## Stored rows

....................

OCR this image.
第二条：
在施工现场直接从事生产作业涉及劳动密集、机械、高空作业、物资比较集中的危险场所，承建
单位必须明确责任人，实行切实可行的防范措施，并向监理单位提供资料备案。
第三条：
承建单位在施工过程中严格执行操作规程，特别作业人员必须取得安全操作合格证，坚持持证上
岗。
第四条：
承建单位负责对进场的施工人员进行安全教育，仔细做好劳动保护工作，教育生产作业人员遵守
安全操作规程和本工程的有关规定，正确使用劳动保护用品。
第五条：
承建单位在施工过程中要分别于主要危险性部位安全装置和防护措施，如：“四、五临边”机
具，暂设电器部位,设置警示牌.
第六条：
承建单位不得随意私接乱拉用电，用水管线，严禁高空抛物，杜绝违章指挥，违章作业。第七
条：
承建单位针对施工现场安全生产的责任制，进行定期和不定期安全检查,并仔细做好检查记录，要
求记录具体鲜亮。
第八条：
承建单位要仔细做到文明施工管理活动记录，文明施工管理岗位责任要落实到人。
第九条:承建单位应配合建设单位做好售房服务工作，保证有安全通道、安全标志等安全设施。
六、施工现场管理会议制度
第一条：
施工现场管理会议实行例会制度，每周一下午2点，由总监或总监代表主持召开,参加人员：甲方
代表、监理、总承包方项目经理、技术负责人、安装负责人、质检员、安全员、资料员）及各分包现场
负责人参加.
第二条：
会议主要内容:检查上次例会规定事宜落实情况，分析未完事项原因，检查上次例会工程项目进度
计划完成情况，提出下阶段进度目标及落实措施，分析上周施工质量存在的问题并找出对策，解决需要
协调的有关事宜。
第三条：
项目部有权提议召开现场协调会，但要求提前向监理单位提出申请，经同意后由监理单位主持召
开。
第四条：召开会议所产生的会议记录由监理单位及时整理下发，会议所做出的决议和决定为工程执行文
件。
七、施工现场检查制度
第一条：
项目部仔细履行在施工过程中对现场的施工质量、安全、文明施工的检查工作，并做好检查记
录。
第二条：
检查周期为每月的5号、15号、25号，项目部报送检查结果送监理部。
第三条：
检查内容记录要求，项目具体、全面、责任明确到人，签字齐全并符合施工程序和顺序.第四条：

....................

Would you reproduce all the entries exactly?

## Result
OCR this image.
第二条：
在施工现场直接从事生产作业涉及劳动密集、机械、高空作业、物资比较集中的危险场所，承建
单位必须明确责任人，实行切实可行的防范措施，并向监理单位提供资料备案。
第三条：
承建单位在施工过程中严格执行操作规程，特别作业人员必须取得安全操作合格证，坚持持证上
岗。
第四条：
承建单位负责对进场的施工人员进行安全教育，仔细做好劳动保护工作，教育生产作业人员遵守
安全操作规程和本工程的有关规定，正确使用劳动保护用品。
第五条：
承建单位在施工过程中要分别于主要危险性部位安全装置和防护措施，如：“四、五临边”机
具，暂设电器部位,设置警示牌.
第六条：
承建单位不得随意私接乱拉用电，用水管线，严禁高空抛物，杜绝违章指挥，违章作业。第七
条：
承建单位针对施工现场安全生产的责任制，进行定期和不定期安全检查,并仔细做好检查记录，要
求记录具体鲜亮。
第八条：
承建单位要仔细做到文明施工管理活动记录，文明施工管理岗位责任要落实到人。
第九条:承建单位应配合建设单位做好售房服务工作，保证有安全通道、安全标志等安全设施。
六、施工现场管理会议制度
第一条：
施工现场管理会议实行例会制度，每周一下午2点，由总监或总监代表主持召开,参加人员：甲方
代表、监理、总承包方项目经理、技术负责人、安装负责人、质检员、安全员、资料员）及各分包现场
负责人参加.
第二条：
会议主要内容:检查上次例会规定事宜落实情况，分析未完事项原因，检查上次例会工程项目进度
计划完成情况，提出下阶段进度目标及落实措施，分析上周施工质量存在的问题并找出对策，解决需要
协调的有关事宜。
第三条：
项目部有权提议召开现场协调会，但要求提前向监理单位提出申请，经同意后由监理单位主持召
开。
第四条：召开会议所产生的会议记录由监理单位及时整理下发，会议所做出的决议和决定为工程执行文
件。
七、施工现场检查制度
第一条：
项目部仔细履行在施工过程中对现场的施工质量、安全、文明施工的检查工作，并做好检查记
录。
第二条：
检查周期为每月的5号、15号、25号，项目部报送检查结果送监理部。
第三条：
检查内容记录要求，项目具体、全面、责任明确到人，签字齐全并符合施工程序和顺序.第四条：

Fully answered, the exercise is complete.